- [Task statement]:
Work out how many lines hold "coupons". Give the number and nothing else.

-- START OF Dataset excerpts --

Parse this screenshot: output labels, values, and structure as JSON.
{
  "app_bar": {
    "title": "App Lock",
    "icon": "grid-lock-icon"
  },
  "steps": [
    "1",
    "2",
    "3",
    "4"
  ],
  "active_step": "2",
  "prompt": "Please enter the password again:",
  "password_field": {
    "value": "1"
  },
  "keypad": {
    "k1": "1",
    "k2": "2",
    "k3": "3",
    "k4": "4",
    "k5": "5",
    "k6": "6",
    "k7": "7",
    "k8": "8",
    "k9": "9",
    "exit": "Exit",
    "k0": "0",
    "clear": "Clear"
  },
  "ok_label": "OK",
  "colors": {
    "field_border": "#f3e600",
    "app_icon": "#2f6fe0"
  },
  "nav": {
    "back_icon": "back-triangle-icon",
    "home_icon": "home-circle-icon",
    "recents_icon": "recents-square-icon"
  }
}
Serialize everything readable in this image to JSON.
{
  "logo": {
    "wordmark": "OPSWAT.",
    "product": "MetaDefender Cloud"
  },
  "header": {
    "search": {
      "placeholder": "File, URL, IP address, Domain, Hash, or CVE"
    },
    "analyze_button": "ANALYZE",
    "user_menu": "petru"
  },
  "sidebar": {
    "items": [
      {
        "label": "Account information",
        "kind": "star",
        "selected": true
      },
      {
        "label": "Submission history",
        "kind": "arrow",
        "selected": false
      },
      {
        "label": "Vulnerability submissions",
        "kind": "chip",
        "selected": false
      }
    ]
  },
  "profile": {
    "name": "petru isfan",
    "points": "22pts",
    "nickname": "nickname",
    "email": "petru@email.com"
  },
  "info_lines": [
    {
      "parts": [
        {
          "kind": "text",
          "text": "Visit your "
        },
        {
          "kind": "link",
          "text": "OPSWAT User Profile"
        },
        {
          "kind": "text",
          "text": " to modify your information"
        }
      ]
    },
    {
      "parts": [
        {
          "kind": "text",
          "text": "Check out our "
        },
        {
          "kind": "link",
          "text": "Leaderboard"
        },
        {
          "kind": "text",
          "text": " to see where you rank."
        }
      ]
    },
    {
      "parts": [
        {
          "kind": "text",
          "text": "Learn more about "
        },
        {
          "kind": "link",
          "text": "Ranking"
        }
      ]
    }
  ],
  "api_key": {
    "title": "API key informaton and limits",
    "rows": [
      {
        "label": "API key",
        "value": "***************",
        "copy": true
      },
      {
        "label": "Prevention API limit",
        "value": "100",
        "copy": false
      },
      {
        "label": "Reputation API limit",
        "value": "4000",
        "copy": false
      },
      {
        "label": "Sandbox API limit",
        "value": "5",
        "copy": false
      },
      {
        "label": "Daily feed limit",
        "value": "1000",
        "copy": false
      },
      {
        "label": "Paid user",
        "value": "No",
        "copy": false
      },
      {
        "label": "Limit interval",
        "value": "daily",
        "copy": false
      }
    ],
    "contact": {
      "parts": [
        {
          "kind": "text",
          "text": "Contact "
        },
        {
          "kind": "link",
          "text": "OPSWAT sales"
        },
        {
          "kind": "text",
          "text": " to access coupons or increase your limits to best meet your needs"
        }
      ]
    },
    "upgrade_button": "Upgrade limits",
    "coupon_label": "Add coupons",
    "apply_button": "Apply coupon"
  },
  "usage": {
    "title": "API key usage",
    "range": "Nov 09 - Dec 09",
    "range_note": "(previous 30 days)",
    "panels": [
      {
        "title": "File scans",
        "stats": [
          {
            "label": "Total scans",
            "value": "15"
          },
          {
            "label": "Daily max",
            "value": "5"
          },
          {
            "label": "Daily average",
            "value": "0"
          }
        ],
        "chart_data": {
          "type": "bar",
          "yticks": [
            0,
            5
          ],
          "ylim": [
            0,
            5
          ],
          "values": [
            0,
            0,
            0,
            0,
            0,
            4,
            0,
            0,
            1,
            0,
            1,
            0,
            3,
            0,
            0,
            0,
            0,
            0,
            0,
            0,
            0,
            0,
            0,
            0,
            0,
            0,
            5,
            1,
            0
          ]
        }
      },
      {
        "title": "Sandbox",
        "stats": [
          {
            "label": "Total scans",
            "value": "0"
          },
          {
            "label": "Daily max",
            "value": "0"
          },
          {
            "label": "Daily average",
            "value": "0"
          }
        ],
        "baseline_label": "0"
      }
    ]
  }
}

-- END OF Dataset excerpts --

- [Answer to this exercise]:
2